[Figure collection entries]
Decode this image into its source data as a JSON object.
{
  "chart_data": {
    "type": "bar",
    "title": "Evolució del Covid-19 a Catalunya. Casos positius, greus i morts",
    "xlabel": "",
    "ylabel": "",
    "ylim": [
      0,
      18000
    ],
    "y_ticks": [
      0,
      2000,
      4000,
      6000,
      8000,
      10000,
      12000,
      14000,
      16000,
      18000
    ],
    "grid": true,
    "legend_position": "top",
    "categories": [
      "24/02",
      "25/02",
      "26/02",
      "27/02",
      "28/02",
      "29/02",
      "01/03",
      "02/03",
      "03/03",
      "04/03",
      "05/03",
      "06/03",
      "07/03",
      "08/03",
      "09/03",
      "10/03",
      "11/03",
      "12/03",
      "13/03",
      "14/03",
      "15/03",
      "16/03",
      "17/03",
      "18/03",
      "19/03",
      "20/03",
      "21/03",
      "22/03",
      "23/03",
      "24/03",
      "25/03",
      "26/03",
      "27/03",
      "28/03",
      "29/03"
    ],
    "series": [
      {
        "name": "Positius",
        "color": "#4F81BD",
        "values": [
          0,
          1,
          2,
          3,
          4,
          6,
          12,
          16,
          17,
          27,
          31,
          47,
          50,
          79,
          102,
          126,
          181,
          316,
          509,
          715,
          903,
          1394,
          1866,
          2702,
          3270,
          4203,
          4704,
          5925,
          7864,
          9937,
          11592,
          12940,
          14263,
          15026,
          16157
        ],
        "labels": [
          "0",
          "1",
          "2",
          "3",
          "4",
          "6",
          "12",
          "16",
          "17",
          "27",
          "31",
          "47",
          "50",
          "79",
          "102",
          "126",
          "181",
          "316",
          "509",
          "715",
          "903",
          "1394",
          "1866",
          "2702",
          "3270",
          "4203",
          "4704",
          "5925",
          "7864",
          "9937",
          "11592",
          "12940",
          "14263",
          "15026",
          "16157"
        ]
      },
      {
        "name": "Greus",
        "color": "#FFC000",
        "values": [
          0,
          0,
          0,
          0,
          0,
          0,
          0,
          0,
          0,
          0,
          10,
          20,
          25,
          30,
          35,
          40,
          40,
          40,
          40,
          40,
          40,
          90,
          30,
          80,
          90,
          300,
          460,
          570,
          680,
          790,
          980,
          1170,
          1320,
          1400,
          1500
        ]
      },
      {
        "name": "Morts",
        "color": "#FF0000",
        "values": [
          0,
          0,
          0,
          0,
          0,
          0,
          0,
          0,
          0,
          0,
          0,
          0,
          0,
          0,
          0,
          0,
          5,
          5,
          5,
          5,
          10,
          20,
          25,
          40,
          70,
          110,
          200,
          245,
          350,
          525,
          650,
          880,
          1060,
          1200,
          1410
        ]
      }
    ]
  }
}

§ **Task brief**: All of the data above should be transcribed exactly.

§ **Written solution**:
Decode this image into its source data as a JSON object.
{
  "chart_data": {
    "type": "bar",
    "title": "Evolució del Covid-19 a Catalunya. Casos positius, greus i morts",
    "xlabel": "",
    "ylabel": "",
    "ylim": [
      0,
      18000
    ],
    "y_ticks": [
      0,
      2000,
      4000,
      6000,
      8000,
      10000,
      12000,
      14000,
      16000,
      18000
    ],
    "grid": true,
    "legend_position": "top",
    "categories": [
      "24/02",
      "25/02",
      "26/02",
      "27/02",
      "28/02",
      "29/02",
      "01/03",
      "02/03",
      "03/03",
      "04/03",
      "05/03",
      "06/03",
      "07/03",
      "08/03",
      "09/03",
      "10/03",
      "11/03",
      "12/03",
      "13/03",
      "14/03",
      "15/03",
      "16/03",
      "17/03",
      "18/03",
      "19/03",
      "20/03",
      "21/03",
      "22/03",
      "23/03",
      "24/03",
      "25/03",
      "26/03",
      "27/03",
      "28/03",
      "29/03"
    ],
    "series": [
      {
        "name": "Positius",
        "color": "#4F81BD",
        "values": [
          0,
          1,
          2,
          3,
          4,
          6,
          12,
          16,
          17,
          27,
          31,
          47,
          50,
          79,
          102,
          126,
          181,
          316,
          509,
          715,
          903,
          1394,
          1866,
          2702,
          3270,
          4203,
          4704,
          5925,
          7864,
          9937,
          11592,
          12940,
          14263,
          15026,
          16157
        ],
        "labels": [
          "0",
          "1",
          "2",
          "3",
          "4",
          "6",
          "12",
          "16",
          "17",
          "27",
          "31",
          "47",
          "50",
          "79",
          "102",
          "126",
          "181",
          "316",
          "509",
          "715",
          "903",
          "1394",
          "1866",
          "2702",
          "3270",
          "4203",
          "4704",
          "5925",
          "7864",
          "9937",
          "11592",
          "12940",
          "14263",
          "15026",
          "16157"
        ]
      },
      {
        "name": "Greus",
        "color": "#FFC000",
        "values": [
          0,
          0,
          0,
          0,
          0,
          0,
          0,
          0,
          0,
          0,
          10,
          20,
          25,
          30,
          35,
          40,
          40,
          40,
          40,
          40,
          40,
          90,
          30,
          80,
          90,
          300,
          460,
          570,
          680,
          790,
          980,
          1170,
          1320,
          1400,
          1500
        ]
      },
      {
        "name": "Morts",
        "color": "#FF0000",
        "values": [
          0,
          0,
          0,
          0,
          0,
          0,
          0,
          0,
          0,
          0,
          0,
          0,
          0,
          0,
          0,
          0,
          5,
          5,
          5,
          5,
          10,
          20,
          25,
          40,
          70,
          110,
          200,
          245,
          350,
          525,
          650,
          880,
          1060,
          1200,
          1410
        ]
      }
    ]
  }
}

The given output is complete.